Goal: Among the records below, find each line that includes the string "JSON" and copy it.

Data for this exercise:
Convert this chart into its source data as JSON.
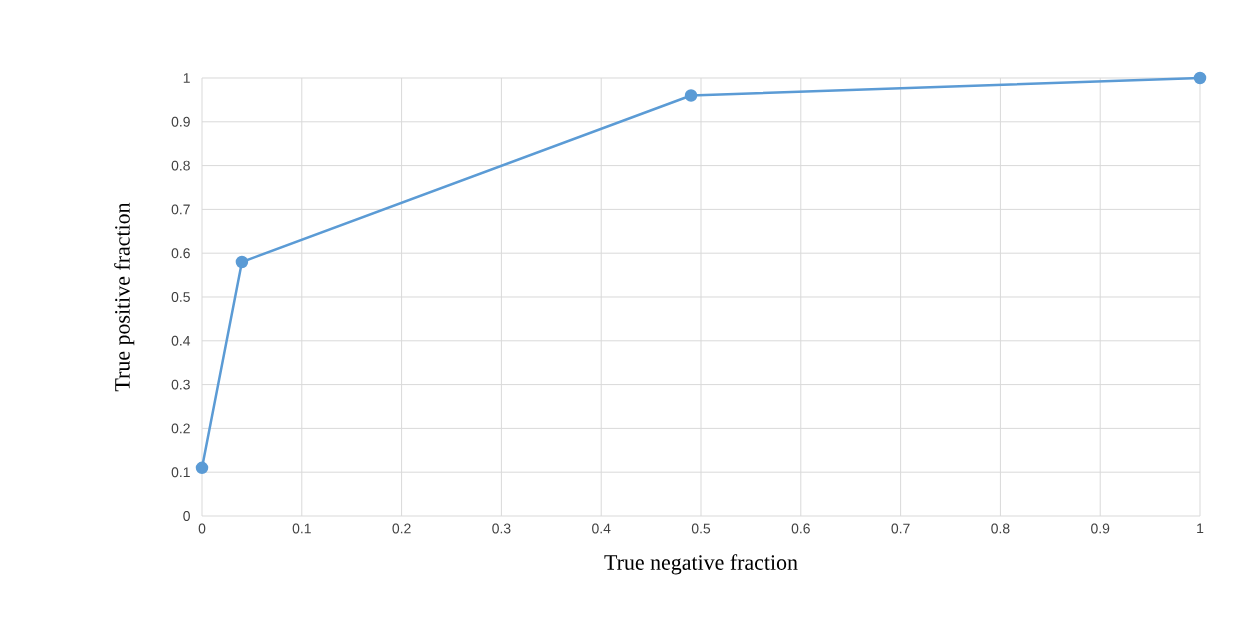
{
  "chart_data": {
    "type": "line",
    "xlabel": "True negative fraction",
    "ylabel": "True positive fraction",
    "x": [
      0,
      0.04,
      0.49,
      1
    ],
    "series": [
      {
        "color": "#5b9bd5",
        "values": [
          0.11,
          0.58,
          0.96,
          1
        ]
      }
    ],
    "xlim": [
      0,
      1
    ],
    "ylim": [
      0,
      1
    ],
    "xticks": [
      0,
      0.1,
      0.2,
      0.3,
      0.4,
      0.5,
      0.6,
      0.7,
      0.8,
      0.9,
      1
    ],
    "yticks": [
      0,
      0.1,
      0.2,
      0.3,
      0.4,
      0.5,
      0.6,
      0.7,
      0.8,
      0.9,
      1
    ],
    "grid": true,
    "marker": "circle",
    "line_style": "solid"
  }
}
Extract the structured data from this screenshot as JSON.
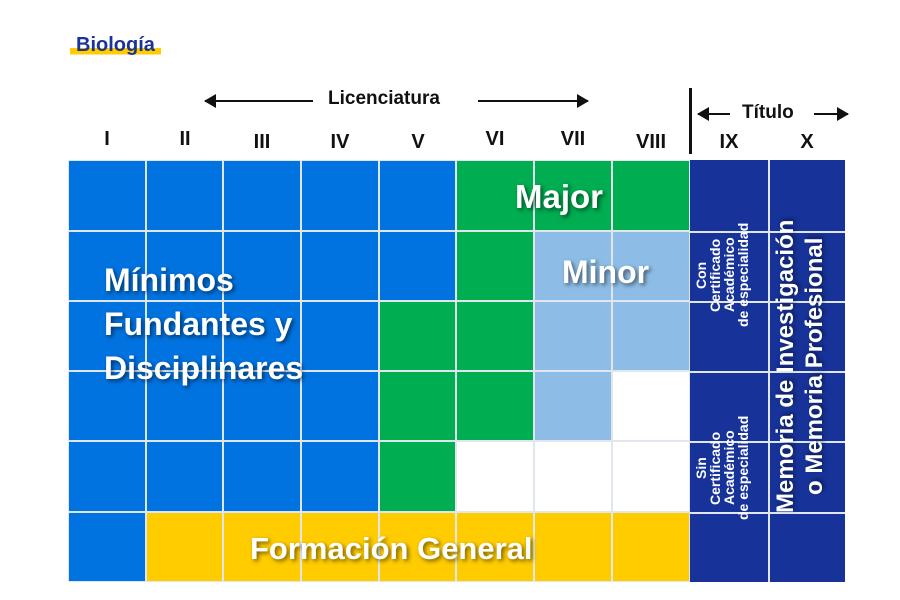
{
  "title": "Biología",
  "header": {
    "licenciatura": "Licenciatura",
    "titulo": "Título"
  },
  "semesters": [
    "I",
    "II",
    "III",
    "IV",
    "V",
    "VI",
    "VII",
    "VIII",
    "IX",
    "X"
  ],
  "colors": {
    "blue": "#0073e0",
    "green": "#00ad50",
    "light_blue": "#8dbde6",
    "yellow": "#ffcc00",
    "dark_blue": "#17339a",
    "white": "#ffffff"
  },
  "grid": [
    [
      "blue",
      "blue",
      "blue",
      "blue",
      "blue",
      "green",
      "green",
      "green"
    ],
    [
      "blue",
      "blue",
      "blue",
      "blue",
      "blue",
      "green",
      "light_blue",
      "light_blue"
    ],
    [
      "blue",
      "blue",
      "blue",
      "blue",
      "green",
      "green",
      "light_blue",
      "light_blue"
    ],
    [
      "blue",
      "blue",
      "blue",
      "blue",
      "green",
      "green",
      "light_blue",
      "white"
    ],
    [
      "blue",
      "blue",
      "blue",
      "blue",
      "green",
      "white",
      "white",
      "white"
    ],
    [
      "blue",
      "yellow",
      "yellow",
      "yellow",
      "yellow",
      "yellow",
      "yellow",
      "yellow"
    ]
  ],
  "labels": {
    "minimos": [
      "Mínimos",
      "Fundantes y",
      "Disciplinares"
    ],
    "major": "Major",
    "minor": "Minor",
    "formacion": "Formación General",
    "con_certificado": [
      "Con",
      "Certificado",
      "Académico",
      "de especialidad"
    ],
    "sin_certificado": [
      "Sin",
      "Certificado",
      "Académico",
      "de especialidad"
    ],
    "memoria": [
      "Memoria de Investigación",
      "o Memoria Profesional"
    ]
  }
}
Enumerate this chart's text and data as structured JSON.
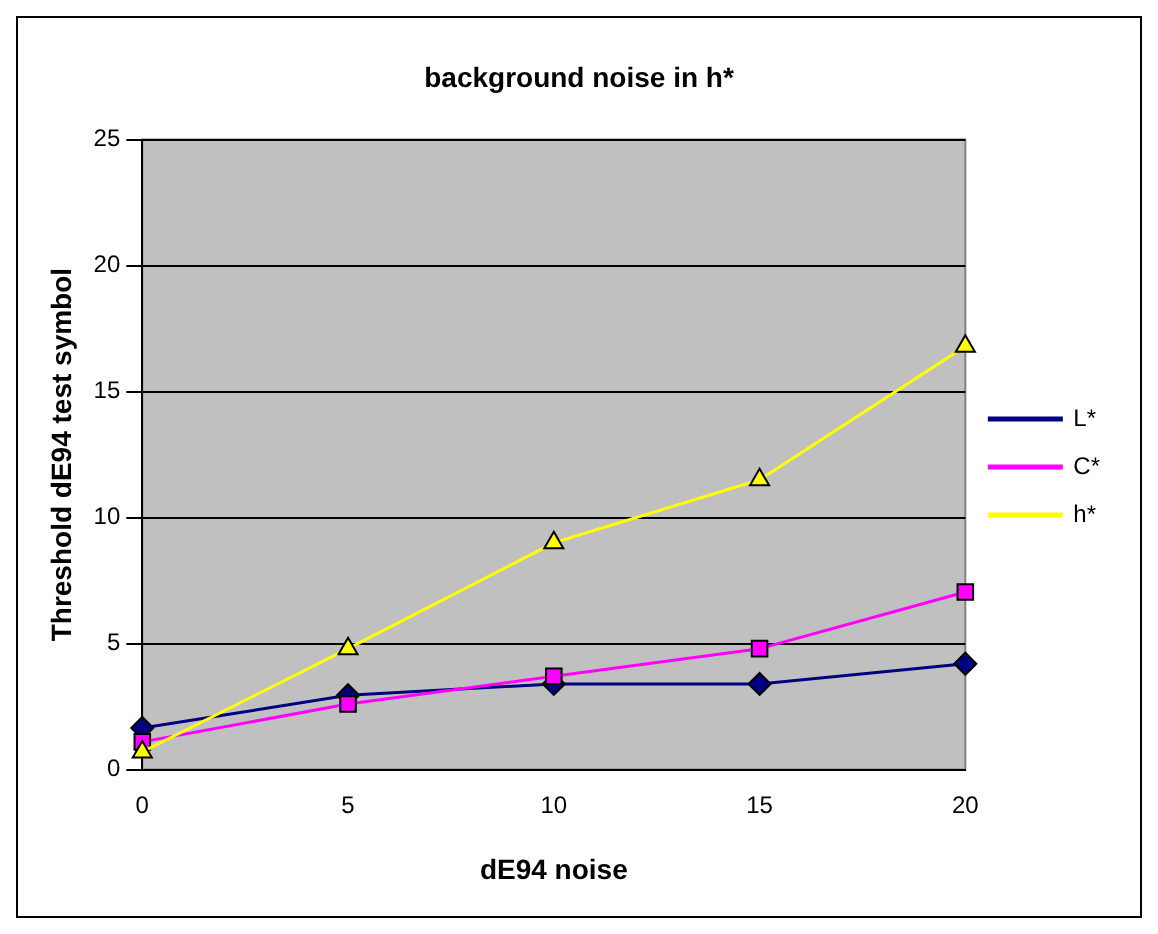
{
  "chart_data": {
    "type": "line",
    "title": "background noise in h*",
    "xlabel": "dE94 noise",
    "ylabel": "Threshold dE94 test symbol",
    "x": [
      0,
      5,
      10,
      15,
      20
    ],
    "xlim": [
      0,
      20
    ],
    "xticks": [
      0,
      5,
      10,
      15,
      20
    ],
    "ylim": [
      0,
      25
    ],
    "yticks": [
      0,
      5,
      10,
      15,
      20,
      25
    ],
    "grid": "y",
    "legend": "right",
    "series": [
      {
        "name": "L*",
        "color": "#000080",
        "marker": "diamond",
        "values": [
          1.65,
          2.95,
          3.4,
          3.4,
          4.2
        ]
      },
      {
        "name": "C*",
        "color": "#ff00ff",
        "marker": "square",
        "values": [
          1.1,
          2.6,
          3.7,
          4.8,
          7.05
        ]
      },
      {
        "name": "h*",
        "color": "#ffff00",
        "marker": "triangle",
        "values": [
          0.7,
          4.8,
          9.0,
          11.5,
          16.8
        ]
      }
    ]
  }
}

Written answer:
Convert this chart into its source data as JSON.
Extract the structured data from this screenshot as JSON.
Enumerate this chart's text and data as structured JSON.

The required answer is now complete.